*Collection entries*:
------------

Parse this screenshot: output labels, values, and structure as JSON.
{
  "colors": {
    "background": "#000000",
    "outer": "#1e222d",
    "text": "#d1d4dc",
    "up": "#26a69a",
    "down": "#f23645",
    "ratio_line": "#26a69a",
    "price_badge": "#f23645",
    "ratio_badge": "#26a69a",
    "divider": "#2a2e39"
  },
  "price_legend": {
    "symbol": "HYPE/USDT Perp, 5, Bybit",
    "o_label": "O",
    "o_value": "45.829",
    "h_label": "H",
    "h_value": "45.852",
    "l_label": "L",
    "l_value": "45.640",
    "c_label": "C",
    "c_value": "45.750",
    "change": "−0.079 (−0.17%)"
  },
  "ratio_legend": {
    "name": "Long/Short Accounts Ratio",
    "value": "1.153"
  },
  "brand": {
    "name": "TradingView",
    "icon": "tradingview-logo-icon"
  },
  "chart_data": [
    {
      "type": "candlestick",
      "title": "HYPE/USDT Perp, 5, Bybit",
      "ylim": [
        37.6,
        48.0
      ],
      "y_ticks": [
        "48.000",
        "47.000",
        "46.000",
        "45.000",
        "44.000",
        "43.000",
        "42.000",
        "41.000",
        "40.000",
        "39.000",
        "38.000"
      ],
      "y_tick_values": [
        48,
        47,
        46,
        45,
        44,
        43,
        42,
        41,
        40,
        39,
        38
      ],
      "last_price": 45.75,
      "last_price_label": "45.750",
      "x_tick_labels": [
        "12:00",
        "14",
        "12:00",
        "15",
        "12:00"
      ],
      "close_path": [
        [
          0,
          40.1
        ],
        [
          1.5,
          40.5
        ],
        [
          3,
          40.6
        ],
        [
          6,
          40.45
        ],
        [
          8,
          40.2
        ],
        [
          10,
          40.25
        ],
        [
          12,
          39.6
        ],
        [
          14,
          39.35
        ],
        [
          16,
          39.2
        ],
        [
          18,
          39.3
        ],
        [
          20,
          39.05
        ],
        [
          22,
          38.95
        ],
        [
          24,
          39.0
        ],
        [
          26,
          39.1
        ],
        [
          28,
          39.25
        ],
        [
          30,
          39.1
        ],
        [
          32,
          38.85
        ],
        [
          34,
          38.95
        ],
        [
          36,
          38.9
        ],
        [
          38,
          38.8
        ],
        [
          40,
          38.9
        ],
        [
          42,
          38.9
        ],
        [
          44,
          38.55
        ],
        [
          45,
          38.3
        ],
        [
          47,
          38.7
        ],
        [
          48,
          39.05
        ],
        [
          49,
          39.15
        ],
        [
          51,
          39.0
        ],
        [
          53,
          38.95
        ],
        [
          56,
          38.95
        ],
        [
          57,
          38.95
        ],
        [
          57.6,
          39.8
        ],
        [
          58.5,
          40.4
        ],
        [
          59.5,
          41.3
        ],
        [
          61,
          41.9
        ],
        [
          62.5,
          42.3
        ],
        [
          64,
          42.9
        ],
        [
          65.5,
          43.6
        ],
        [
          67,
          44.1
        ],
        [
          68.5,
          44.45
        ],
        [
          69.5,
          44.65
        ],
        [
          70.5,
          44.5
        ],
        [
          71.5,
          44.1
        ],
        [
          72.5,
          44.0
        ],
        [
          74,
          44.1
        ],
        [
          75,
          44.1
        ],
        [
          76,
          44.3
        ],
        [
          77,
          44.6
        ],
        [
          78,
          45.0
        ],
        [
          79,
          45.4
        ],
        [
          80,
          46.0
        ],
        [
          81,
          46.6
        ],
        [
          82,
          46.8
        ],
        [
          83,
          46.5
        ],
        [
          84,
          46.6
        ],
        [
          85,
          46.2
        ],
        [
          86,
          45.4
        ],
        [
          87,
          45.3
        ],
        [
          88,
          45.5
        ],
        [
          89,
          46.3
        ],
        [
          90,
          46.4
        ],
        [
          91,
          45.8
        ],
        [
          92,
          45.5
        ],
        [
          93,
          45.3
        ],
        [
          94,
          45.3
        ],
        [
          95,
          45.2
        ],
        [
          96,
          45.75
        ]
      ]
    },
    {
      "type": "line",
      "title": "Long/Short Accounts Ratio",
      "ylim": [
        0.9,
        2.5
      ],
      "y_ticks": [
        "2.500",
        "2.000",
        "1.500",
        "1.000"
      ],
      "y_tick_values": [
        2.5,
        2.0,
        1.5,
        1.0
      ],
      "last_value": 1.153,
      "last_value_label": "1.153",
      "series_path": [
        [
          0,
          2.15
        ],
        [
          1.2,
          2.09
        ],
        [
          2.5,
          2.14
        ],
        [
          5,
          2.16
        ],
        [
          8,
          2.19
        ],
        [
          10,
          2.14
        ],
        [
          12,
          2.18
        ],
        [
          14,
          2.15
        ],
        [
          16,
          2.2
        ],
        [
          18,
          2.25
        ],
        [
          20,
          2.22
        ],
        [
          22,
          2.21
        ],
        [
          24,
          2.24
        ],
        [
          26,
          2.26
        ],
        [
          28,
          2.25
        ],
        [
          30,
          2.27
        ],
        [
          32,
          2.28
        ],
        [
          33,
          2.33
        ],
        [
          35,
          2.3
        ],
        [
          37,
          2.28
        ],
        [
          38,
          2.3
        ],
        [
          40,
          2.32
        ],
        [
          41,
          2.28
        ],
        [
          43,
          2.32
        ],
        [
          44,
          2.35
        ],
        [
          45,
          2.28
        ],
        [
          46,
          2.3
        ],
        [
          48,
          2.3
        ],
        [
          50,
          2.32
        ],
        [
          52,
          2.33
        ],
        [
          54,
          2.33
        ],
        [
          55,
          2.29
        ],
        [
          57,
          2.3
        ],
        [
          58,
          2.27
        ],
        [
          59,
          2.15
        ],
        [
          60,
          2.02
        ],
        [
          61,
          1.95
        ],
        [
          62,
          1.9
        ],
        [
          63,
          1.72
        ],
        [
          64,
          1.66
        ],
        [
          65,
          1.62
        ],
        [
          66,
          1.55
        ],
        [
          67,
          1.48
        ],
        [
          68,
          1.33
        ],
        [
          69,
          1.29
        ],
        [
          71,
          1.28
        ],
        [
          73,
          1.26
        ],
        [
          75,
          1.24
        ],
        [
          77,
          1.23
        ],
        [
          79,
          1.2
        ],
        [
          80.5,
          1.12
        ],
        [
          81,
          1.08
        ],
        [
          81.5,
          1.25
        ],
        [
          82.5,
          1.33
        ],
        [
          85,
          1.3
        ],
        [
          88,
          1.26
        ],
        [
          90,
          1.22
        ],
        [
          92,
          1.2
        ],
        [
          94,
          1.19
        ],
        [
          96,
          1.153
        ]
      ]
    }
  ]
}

------------

*DESCRIPTION OF THE TASK*: Make an exact copy of the material above.

*THE COMPLETED TASK*:
Parse this screenshot: output labels, values, and structure as JSON.
{
  "colors": {
    "background": "#000000",
    "outer": "#1e222d",
    "text": "#d1d4dc",
    "up": "#26a69a",
    "down": "#f23645",
    "ratio_line": "#26a69a",
    "price_badge": "#f23645",
    "ratio_badge": "#26a69a",
    "divider": "#2a2e39"
  },
  "price_legend": {
    "symbol": "HYPE/USDT Perp, 5, Bybit",
    "o_label": "O",
    "o_value": "45.829",
    "h_label": "H",
    "h_value": "45.852",
    "l_label": "L",
    "l_value": "45.640",
    "c_label": "C",
    "c_value": "45.750",
    "change": "−0.079 (−0.17%)"
  },
  "ratio_legend": {
    "name": "Long/Short Accounts Ratio",
    "value": "1.153"
  },
  "brand": {
    "name": "TradingView",
    "icon": "tradingview-logo-icon"
  },
  "chart_data": [
    {
      "type": "candlestick",
      "title": "HYPE/USDT Perp, 5, Bybit",
      "ylim": [
        37.6,
        48.0
      ],
      "y_ticks": [
        "48.000",
        "47.000",
        "46.000",
        "45.000",
        "44.000",
        "43.000",
        "42.000",
        "41.000",
        "40.000",
        "39.000",
        "38.000"
      ],
      "y_tick_values": [
        48,
        47,
        46,
        45,
        44,
        43,
        42,
        41,
        40,
        39,
        38
      ],
      "last_price": 45.75,
      "last_price_label": "45.750",
      "x_tick_labels": [
        "12:00",
        "14",
        "12:00",
        "15",
        "12:00"
      ],
      "close_path": [
        [
          0,
          40.1
        ],
        [
          1.5,
          40.5
        ],
        [
          3,
          40.6
        ],
        [
          6,
          40.45
        ],
        [
          8,
          40.2
        ],
        [
          10,
          40.25
        ],
        [
          12,
          39.6
        ],
        [
          14,
          39.35
        ],
        [
          16,
          39.2
        ],
        [
          18,
          39.3
        ],
        [
          20,
          39.05
        ],
        [
          22,
          38.95
        ],
        [
          24,
          39.0
        ],
        [
          26,
          39.1
        ],
        [
          28,
          39.25
        ],
        [
          30,
          39.1
        ],
        [
          32,
          38.85
        ],
        [
          34,
          38.95
        ],
        [
          36,
          38.9
        ],
        [
          38,
          38.8
        ],
        [
          40,
          38.9
        ],
        [
          42,
          38.9
        ],
        [
          44,
          38.55
        ],
        [
          45,
          38.3
        ],
        [
          47,
          38.7
        ],
        [
          48,
          39.05
        ],
        [
          49,
          39.15
        ],
        [
          51,
          39.0
        ],
        [
          53,
          38.95
        ],
        [
          56,
          38.95
        ],
        [
          57,
          38.95
        ],
        [
          57.6,
          39.8
        ],
        [
          58.5,
          40.4
        ],
        [
          59.5,
          41.3
        ],
        [
          61,
          41.9
        ],
        [
          62.5,
          42.3
        ],
        [
          64,
          42.9
        ],
        [
          65.5,
          43.6
        ],
        [
          67,
          44.1
        ],
        [
          68.5,
          44.45
        ],
        [
          69.5,
          44.65
        ],
        [
          70.5,
          44.5
        ],
        [
          71.5,
          44.1
        ],
        [
          72.5,
          44.0
        ],
        [
          74,
          44.1
        ],
        [
          75,
          44.1
        ],
        [
          76,
          44.3
        ],
        [
          77,
          44.6
        ],
        [
          78,
          45.0
        ],
        [
          79,
          45.4
        ],
        [
          80,
          46.0
        ],
        [
          81,
          46.6
        ],
        [
          82,
          46.8
        ],
        [
          83,
          46.5
        ],
        [
          84,
          46.6
        ],
        [
          85,
          46.2
        ],
        [
          86,
          45.4
        ],
        [
          87,
          45.3
        ],
        [
          88,
          45.5
        ],
        [
          89,
          46.3
        ],
        [
          90,
          46.4
        ],
        [
          91,
          45.8
        ],
        [
          92,
          45.5
        ],
        [
          93,
          45.3
        ],
        [
          94,
          45.3
        ],
        [
          95,
          45.2
        ],
        [
          96,
          45.75
        ]
      ]
    },
    {
      "type": "line",
      "title": "Long/Short Accounts Ratio",
      "ylim": [
        0.9,
        2.5
      ],
      "y_ticks": [
        "2.500",
        "2.000",
        "1.500",
        "1.000"
      ],
      "y_tick_values": [
        2.5,
        2.0,
        1.5,
        1.0
      ],
      "last_value": 1.153,
      "last_value_label": "1.153",
      "series_path": [
        [
          0,
          2.15
        ],
        [
          1.2,
          2.09
        ],
        [
          2.5,
          2.14
        ],
        [
          5,
          2.16
        ],
        [
          8,
          2.19
        ],
        [
          10,
          2.14
        ],
        [
          12,
          2.18
        ],
        [
          14,
          2.15
        ],
        [
          16,
          2.2
        ],
        [
          18,
          2.25
        ],
        [
          20,
          2.22
        ],
        [
          22,
          2.21
        ],
        [
          24,
          2.24
        ],
        [
          26,
          2.26
        ],
        [
          28,
          2.25
        ],
        [
          30,
          2.27
        ],
        [
          32,
          2.28
        ],
        [
          33,
          2.33
        ],
        [
          35,
          2.3
        ],
        [
          37,
          2.28
        ],
        [
          38,
          2.3
        ],
        [
          40,
          2.32
        ],
        [
          41,
          2.28
        ],
        [
          43,
          2.32
        ],
        [
          44,
          2.35
        ],
        [
          45,
          2.28
        ],
        [
          46,
          2.3
        ],
        [
          48,
          2.3
        ],
        [
          50,
          2.32
        ],
        [
          52,
          2.33
        ],
        [
          54,
          2.33
        ],
        [
          55,
          2.29
        ],
        [
          57,
          2.3
        ],
        [
          58,
          2.27
        ],
        [
          59,
          2.15
        ],
        [
          60,
          2.02
        ],
        [
          61,
          1.95
        ],
        [
          62,
          1.9
        ],
        [
          63,
          1.72
        ],
        [
          64,
          1.66
        ],
        [
          65,
          1.62
        ],
        [
          66,
          1.55
        ],
        [
          67,
          1.48
        ],
        [
          68,
          1.33
        ],
        [
          69,
          1.29
        ],
        [
          71,
          1.28
        ],
        [
          73,
          1.26
        ],
        [
          75,
          1.24
        ],
        [
          77,
          1.23
        ],
        [
          79,
          1.2
        ],
        [
          80.5,
          1.12
        ],
        [
          81,
          1.08
        ],
        [
          81.5,
          1.25
        ],
        [
          82.5,
          1.33
        ],
        [
          85,
          1.3
        ],
        [
          88,
          1.26
        ],
        [
          90,
          1.22
        ],
        [
          92,
          1.2
        ],
        [
          94,
          1.19
        ],
        [
          96,
          1.153
        ]
      ]
    }
  ]
}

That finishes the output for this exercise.